**EXERCISE OBJECTIVE**: Locate the string "anchor" throughout the material and copy every line in which it occurs.

· · ·

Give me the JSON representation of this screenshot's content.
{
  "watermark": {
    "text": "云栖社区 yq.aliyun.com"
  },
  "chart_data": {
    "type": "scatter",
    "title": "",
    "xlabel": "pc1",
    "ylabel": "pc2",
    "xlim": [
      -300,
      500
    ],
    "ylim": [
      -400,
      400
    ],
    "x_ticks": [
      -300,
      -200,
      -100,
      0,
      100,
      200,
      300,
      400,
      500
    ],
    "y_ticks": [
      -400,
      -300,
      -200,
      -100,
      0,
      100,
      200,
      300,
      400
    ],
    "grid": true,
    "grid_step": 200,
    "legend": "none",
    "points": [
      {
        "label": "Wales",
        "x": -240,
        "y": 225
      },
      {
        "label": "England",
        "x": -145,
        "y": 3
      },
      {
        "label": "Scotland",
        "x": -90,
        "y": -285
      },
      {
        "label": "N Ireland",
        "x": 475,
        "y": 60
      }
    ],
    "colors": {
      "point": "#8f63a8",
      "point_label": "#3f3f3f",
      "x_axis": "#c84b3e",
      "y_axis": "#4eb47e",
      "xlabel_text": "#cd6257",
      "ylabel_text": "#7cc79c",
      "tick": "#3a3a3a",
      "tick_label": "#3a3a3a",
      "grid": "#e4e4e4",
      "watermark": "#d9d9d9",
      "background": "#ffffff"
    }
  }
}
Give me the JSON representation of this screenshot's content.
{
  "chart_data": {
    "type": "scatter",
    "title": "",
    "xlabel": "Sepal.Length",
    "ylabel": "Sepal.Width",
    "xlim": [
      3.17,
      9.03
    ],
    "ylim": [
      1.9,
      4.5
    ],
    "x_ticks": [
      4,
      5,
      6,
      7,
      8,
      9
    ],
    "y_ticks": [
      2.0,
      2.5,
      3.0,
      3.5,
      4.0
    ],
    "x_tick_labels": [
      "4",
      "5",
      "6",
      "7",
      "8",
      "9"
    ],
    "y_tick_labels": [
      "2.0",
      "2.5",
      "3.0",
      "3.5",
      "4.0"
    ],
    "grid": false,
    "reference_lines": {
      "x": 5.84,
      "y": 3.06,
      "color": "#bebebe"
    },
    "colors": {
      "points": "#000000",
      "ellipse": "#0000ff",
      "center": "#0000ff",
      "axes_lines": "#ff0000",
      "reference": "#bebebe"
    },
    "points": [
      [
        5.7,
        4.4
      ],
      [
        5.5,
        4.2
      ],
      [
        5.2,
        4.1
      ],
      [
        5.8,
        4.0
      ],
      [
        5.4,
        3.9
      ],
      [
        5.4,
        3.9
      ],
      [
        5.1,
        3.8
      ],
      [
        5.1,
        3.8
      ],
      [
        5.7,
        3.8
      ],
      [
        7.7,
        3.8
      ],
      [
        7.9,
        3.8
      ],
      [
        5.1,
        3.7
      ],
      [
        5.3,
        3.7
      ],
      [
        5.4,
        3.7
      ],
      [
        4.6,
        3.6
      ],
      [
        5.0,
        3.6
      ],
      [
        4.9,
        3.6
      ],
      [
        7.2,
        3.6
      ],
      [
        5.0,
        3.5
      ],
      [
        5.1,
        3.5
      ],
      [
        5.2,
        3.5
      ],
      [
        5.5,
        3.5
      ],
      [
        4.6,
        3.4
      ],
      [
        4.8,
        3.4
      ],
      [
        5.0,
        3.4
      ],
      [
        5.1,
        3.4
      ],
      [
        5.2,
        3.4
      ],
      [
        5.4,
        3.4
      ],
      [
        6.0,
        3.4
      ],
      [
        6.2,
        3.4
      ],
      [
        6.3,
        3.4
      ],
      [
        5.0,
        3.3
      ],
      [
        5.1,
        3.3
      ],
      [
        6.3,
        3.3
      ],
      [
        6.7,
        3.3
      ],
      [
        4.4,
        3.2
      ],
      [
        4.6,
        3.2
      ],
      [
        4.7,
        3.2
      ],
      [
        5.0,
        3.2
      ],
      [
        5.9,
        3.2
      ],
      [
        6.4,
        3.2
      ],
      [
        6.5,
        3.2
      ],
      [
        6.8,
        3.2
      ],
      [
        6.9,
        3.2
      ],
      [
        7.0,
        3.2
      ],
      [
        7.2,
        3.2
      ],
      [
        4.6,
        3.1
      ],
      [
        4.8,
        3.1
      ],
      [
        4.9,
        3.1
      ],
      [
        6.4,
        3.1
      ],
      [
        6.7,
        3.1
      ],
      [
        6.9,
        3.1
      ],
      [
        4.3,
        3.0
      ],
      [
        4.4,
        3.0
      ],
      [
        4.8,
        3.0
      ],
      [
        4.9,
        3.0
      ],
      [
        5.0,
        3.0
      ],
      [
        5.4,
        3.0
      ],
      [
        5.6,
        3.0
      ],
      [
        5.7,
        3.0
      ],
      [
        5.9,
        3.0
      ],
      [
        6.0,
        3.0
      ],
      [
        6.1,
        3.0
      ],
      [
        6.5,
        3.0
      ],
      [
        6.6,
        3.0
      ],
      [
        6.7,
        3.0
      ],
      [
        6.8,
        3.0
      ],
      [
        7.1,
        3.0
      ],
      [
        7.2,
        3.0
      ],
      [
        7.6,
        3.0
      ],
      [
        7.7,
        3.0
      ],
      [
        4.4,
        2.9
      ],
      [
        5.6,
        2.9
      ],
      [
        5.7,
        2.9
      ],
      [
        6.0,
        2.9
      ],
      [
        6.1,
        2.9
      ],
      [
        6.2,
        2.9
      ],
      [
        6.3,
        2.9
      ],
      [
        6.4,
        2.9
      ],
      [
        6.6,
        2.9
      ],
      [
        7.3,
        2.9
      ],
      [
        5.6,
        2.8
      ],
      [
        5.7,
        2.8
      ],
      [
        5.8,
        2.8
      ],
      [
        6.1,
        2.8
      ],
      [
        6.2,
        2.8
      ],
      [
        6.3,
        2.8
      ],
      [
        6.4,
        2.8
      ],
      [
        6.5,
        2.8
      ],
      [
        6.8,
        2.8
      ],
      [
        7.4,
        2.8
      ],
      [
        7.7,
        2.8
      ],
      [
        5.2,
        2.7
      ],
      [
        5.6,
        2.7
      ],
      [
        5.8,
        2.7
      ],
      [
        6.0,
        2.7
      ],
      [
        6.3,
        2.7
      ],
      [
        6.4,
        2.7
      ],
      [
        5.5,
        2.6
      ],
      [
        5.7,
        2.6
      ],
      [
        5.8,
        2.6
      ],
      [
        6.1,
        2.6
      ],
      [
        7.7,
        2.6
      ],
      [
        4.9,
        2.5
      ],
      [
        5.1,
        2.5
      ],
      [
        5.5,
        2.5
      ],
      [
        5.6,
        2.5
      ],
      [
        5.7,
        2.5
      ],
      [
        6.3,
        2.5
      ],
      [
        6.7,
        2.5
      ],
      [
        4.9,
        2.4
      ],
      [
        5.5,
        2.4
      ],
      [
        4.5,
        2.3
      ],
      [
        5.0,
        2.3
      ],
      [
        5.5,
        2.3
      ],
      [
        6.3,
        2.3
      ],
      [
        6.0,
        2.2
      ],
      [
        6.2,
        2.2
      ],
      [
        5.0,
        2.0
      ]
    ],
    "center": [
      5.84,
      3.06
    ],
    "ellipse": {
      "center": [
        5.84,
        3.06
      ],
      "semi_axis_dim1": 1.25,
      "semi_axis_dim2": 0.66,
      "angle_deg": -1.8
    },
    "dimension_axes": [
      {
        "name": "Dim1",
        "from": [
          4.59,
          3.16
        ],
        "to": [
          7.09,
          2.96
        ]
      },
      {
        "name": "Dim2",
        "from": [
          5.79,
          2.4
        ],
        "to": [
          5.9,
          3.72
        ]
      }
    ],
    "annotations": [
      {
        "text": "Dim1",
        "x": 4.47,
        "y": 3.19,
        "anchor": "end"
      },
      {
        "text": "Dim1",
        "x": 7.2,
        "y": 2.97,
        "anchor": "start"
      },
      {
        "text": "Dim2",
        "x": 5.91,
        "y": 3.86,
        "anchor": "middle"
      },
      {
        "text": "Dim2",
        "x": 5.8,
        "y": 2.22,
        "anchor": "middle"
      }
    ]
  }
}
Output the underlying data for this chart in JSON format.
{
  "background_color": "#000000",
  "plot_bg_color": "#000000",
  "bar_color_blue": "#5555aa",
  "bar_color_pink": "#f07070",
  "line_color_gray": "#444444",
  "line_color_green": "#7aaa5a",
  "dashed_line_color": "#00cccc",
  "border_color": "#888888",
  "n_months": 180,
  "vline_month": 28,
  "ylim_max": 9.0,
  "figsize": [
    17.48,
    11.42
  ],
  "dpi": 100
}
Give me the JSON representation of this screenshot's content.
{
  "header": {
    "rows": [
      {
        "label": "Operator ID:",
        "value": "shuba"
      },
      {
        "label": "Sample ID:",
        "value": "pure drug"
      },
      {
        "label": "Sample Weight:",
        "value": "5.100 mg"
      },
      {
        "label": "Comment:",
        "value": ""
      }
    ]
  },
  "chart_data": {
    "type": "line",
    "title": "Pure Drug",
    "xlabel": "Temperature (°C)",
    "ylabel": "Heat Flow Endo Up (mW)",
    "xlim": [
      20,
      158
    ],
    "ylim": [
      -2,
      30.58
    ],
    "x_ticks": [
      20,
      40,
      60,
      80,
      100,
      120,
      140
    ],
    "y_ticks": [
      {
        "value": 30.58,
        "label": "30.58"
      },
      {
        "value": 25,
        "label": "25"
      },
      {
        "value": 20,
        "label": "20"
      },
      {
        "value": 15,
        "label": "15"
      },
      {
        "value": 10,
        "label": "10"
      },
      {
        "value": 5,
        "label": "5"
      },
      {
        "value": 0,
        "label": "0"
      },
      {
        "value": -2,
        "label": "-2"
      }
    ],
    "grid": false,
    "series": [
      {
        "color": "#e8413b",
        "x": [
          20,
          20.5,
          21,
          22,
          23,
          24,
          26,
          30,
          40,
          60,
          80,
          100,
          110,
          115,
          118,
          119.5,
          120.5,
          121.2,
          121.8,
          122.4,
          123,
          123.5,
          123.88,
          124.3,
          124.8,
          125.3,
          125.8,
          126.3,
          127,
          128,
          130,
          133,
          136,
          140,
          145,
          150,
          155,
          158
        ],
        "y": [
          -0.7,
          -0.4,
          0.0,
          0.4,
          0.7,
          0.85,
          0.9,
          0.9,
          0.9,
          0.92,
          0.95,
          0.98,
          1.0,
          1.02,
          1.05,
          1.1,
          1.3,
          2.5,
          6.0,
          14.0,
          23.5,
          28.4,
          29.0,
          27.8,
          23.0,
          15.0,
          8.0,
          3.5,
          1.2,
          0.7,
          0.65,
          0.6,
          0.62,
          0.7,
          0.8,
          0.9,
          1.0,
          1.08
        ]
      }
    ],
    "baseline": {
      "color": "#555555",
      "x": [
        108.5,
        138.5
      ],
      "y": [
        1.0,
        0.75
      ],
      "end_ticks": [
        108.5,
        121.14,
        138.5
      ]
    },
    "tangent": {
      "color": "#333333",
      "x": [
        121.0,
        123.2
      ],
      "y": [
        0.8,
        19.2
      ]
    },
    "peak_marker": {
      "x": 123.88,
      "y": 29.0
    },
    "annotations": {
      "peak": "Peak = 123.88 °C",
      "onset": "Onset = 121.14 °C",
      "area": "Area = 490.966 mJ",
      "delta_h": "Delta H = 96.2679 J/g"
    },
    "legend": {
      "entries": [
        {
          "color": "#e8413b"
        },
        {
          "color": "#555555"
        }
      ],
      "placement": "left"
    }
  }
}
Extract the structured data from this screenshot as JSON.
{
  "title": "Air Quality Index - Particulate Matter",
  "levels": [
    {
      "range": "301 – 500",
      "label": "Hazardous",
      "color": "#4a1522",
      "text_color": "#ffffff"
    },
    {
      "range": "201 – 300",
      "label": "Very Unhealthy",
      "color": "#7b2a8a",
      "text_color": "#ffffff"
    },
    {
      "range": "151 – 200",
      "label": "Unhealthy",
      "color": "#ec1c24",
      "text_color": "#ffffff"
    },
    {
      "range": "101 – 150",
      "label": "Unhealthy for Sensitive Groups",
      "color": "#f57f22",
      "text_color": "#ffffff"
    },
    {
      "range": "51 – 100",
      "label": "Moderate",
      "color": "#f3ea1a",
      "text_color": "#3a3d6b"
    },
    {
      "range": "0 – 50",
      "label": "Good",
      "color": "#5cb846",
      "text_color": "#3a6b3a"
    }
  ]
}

· · ·

**FINAL RESULT**:
        "anchor": "end"
        "anchor": "start"
        "anchor": "middle"
        "anchor": "middle"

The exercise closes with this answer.